- _YOUR OBJECTIVE_
The entries below are to be written out again without alteration.

>> BEGIN RECORDS PROVIDED

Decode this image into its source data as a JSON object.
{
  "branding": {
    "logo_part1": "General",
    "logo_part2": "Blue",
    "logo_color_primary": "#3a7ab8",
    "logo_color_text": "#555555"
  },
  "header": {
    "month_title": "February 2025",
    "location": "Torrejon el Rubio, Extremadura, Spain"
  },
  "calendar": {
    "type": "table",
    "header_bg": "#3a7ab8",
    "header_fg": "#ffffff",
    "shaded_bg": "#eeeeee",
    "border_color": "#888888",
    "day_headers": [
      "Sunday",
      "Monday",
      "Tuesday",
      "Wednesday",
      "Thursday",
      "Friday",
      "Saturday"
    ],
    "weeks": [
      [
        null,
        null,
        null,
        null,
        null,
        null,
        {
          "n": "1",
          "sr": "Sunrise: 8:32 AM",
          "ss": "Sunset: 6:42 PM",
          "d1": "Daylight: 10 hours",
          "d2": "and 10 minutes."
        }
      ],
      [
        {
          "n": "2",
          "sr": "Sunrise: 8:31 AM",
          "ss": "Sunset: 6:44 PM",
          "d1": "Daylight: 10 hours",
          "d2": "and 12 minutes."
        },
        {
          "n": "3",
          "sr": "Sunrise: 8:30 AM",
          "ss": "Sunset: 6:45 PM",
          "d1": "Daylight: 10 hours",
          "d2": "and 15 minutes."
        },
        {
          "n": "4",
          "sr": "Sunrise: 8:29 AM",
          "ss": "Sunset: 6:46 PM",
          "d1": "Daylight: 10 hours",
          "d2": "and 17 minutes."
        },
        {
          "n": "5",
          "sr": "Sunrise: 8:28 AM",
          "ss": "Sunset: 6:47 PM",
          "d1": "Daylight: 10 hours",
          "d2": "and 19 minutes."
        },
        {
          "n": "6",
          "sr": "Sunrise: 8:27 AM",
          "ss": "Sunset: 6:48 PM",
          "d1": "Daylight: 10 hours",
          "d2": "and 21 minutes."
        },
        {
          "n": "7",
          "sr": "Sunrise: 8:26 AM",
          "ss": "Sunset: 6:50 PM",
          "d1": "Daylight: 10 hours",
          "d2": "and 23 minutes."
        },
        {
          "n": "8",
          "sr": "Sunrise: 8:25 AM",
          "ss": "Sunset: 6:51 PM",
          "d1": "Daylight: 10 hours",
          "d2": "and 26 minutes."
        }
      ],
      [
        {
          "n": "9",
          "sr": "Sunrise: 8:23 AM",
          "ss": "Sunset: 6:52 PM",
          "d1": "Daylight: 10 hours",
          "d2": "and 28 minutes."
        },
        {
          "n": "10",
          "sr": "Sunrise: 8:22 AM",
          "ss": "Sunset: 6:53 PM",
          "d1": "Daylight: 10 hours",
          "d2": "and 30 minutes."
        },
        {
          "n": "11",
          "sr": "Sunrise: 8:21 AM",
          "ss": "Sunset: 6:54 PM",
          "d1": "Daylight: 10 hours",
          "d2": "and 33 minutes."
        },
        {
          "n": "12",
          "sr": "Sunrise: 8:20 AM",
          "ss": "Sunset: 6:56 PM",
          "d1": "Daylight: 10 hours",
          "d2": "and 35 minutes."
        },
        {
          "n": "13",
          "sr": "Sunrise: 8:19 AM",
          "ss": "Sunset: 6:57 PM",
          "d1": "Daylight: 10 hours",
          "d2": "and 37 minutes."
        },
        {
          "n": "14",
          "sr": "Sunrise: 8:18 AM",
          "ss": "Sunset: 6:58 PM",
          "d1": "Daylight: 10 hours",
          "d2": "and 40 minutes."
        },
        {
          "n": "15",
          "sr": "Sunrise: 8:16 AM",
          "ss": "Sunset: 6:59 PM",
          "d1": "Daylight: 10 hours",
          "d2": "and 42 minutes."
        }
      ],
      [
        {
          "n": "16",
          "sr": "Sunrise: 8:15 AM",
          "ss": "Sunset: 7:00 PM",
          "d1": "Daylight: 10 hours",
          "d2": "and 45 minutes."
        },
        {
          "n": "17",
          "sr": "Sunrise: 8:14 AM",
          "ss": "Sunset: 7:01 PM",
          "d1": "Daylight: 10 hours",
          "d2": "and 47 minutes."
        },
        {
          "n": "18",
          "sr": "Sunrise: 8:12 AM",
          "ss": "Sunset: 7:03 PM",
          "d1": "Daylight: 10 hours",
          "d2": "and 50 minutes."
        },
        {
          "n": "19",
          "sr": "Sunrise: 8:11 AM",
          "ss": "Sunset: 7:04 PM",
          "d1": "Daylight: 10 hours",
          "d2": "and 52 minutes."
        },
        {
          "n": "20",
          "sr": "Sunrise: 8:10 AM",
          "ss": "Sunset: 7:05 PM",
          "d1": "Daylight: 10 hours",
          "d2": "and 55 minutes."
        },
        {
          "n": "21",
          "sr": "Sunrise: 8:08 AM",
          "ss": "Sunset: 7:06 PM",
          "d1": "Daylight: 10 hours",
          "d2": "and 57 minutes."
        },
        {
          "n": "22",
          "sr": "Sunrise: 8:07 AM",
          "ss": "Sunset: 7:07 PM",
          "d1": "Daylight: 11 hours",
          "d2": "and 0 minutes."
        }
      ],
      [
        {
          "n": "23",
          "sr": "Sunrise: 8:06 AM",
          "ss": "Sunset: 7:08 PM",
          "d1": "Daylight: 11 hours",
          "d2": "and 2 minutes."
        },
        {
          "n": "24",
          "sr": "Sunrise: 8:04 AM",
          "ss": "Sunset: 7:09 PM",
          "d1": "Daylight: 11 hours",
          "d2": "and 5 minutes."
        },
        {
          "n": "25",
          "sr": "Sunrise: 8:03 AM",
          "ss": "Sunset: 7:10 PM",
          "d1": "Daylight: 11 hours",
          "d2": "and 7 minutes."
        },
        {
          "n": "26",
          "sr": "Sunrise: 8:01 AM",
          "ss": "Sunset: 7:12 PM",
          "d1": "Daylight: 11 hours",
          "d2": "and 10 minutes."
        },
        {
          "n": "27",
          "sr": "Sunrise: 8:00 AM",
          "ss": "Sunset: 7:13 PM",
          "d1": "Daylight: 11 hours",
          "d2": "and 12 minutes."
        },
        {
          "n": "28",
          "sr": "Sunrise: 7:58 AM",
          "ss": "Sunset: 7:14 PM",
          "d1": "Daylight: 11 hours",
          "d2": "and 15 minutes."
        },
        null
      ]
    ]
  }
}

>> END RECORDS PROVIDED

- _ANSWER TO THE PROBLEM_
Decode this image into its source data as a JSON object.
{
  "branding": {
    "logo_part1": "General",
    "logo_part2": "Blue",
    "logo_color_primary": "#3a7ab8",
    "logo_color_text": "#555555"
  },
  "header": {
    "month_title": "February 2025",
    "location": "Torrejon el Rubio, Extremadura, Spain"
  },
  "calendar": {
    "type": "table",
    "header_bg": "#3a7ab8",
    "header_fg": "#ffffff",
    "shaded_bg": "#eeeeee",
    "border_color": "#888888",
    "day_headers": [
      "Sunday",
      "Monday",
      "Tuesday",
      "Wednesday",
      "Thursday",
      "Friday",
      "Saturday"
    ],
    "weeks": [
      [
        null,
        null,
        null,
        null,
        null,
        null,
        {
          "n": "1",
          "sr": "Sunrise: 8:32 AM",
          "ss": "Sunset: 6:42 PM",
          "d1": "Daylight: 10 hours",
          "d2": "and 10 minutes."
        }
      ],
      [
        {
          "n": "2",
          "sr": "Sunrise: 8:31 AM",
          "ss": "Sunset: 6:44 PM",
          "d1": "Daylight: 10 hours",
          "d2": "and 12 minutes."
        },
        {
          "n": "3",
          "sr": "Sunrise: 8:30 AM",
          "ss": "Sunset: 6:45 PM",
          "d1": "Daylight: 10 hours",
          "d2": "and 15 minutes."
        },
        {
          "n": "4",
          "sr": "Sunrise: 8:29 AM",
          "ss": "Sunset: 6:46 PM",
          "d1": "Daylight: 10 hours",
          "d2": "and 17 minutes."
        },
        {
          "n": "5",
          "sr": "Sunrise: 8:28 AM",
          "ss": "Sunset: 6:47 PM",
          "d1": "Daylight: 10 hours",
          "d2": "and 19 minutes."
        },
        {
          "n": "6",
          "sr": "Sunrise: 8:27 AM",
          "ss": "Sunset: 6:48 PM",
          "d1": "Daylight: 10 hours",
          "d2": "and 21 minutes."
        },
        {
          "n": "7",
          "sr": "Sunrise: 8:26 AM",
          "ss": "Sunset: 6:50 PM",
          "d1": "Daylight: 10 hours",
          "d2": "and 23 minutes."
        },
        {
          "n": "8",
          "sr": "Sunrise: 8:25 AM",
          "ss": "Sunset: 6:51 PM",
          "d1": "Daylight: 10 hours",
          "d2": "and 26 minutes."
        }
      ],
      [
        {
          "n": "9",
          "sr": "Sunrise: 8:23 AM",
          "ss": "Sunset: 6:52 PM",
          "d1": "Daylight: 10 hours",
          "d2": "and 28 minutes."
        },
        {
          "n": "10",
          "sr": "Sunrise: 8:22 AM",
          "ss": "Sunset: 6:53 PM",
          "d1": "Daylight: 10 hours",
          "d2": "and 30 minutes."
        },
        {
          "n": "11",
          "sr": "Sunrise: 8:21 AM",
          "ss": "Sunset: 6:54 PM",
          "d1": "Daylight: 10 hours",
          "d2": "and 33 minutes."
        },
        {
          "n": "12",
          "sr": "Sunrise: 8:20 AM",
          "ss": "Sunset: 6:56 PM",
          "d1": "Daylight: 10 hours",
          "d2": "and 35 minutes."
        },
        {
          "n": "13",
          "sr": "Sunrise: 8:19 AM",
          "ss": "Sunset: 6:57 PM",
          "d1": "Daylight: 10 hours",
          "d2": "and 37 minutes."
        },
        {
          "n": "14",
          "sr": "Sunrise: 8:18 AM",
          "ss": "Sunset: 6:58 PM",
          "d1": "Daylight: 10 hours",
          "d2": "and 40 minutes."
        },
        {
          "n": "15",
          "sr": "Sunrise: 8:16 AM",
          "ss": "Sunset: 6:59 PM",
          "d1": "Daylight: 10 hours",
          "d2": "and 42 minutes."
        }
      ],
      [
        {
          "n": "16",
          "sr": "Sunrise: 8:15 AM",
          "ss": "Sunset: 7:00 PM",
          "d1": "Daylight: 10 hours",
          "d2": "and 45 minutes."
        },
        {
          "n": "17",
          "sr": "Sunrise: 8:14 AM",
          "ss": "Sunset: 7:01 PM",
          "d1": "Daylight: 10 hours",
          "d2": "and 47 minutes."
        },
        {
          "n": "18",
          "sr": "Sunrise: 8:12 AM",
          "ss": "Sunset: 7:03 PM",
          "d1": "Daylight: 10 hours",
          "d2": "and 50 minutes."
        },
        {
          "n": "19",
          "sr": "Sunrise: 8:11 AM",
          "ss": "Sunset: 7:04 PM",
          "d1": "Daylight: 10 hours",
          "d2": "and 52 minutes."
        },
        {
          "n": "20",
          "sr": "Sunrise: 8:10 AM",
          "ss": "Sunset: 7:05 PM",
          "d1": "Daylight: 10 hours",
          "d2": "and 55 minutes."
        },
        {
          "n": "21",
          "sr": "Sunrise: 8:08 AM",
          "ss": "Sunset: 7:06 PM",
          "d1": "Daylight: 10 hours",
          "d2": "and 57 minutes."
        },
        {
          "n": "22",
          "sr": "Sunrise: 8:07 AM",
          "ss": "Sunset: 7:07 PM",
          "d1": "Daylight: 11 hours",
          "d2": "and 0 minutes."
        }
      ],
      [
        {
          "n": "23",
          "sr": "Sunrise: 8:06 AM",
          "ss": "Sunset: 7:08 PM",
          "d1": "Daylight: 11 hours",
          "d2": "and 2 minutes."
        },
        {
          "n": "24",
          "sr": "Sunrise: 8:04 AM",
          "ss": "Sunset: 7:09 PM",
          "d1": "Daylight: 11 hours",
          "d2": "and 5 minutes."
        },
        {
          "n": "25",
          "sr": "Sunrise: 8:03 AM",
          "ss": "Sunset: 7:10 PM",
          "d1": "Daylight: 11 hours",
          "d2": "and 7 minutes."
        },
        {
          "n": "26",
          "sr": "Sunrise: 8:01 AM",
          "ss": "Sunset: 7:12 PM",
          "d1": "Daylight: 11 hours",
          "d2": "and 10 minutes."
        },
        {
          "n": "27",
          "sr": "Sunrise: 8:00 AM",
          "ss": "Sunset: 7:13 PM",
          "d1": "Daylight: 11 hours",
          "d2": "and 12 minutes."
        },
        {
          "n": "28",
          "sr": "Sunrise: 7:58 AM",
          "ss": "Sunset: 7:14 PM",
          "d1": "Daylight: 11 hours",
          "d2": "and 15 minutes."
        },
        null
      ]
    ]
  }
}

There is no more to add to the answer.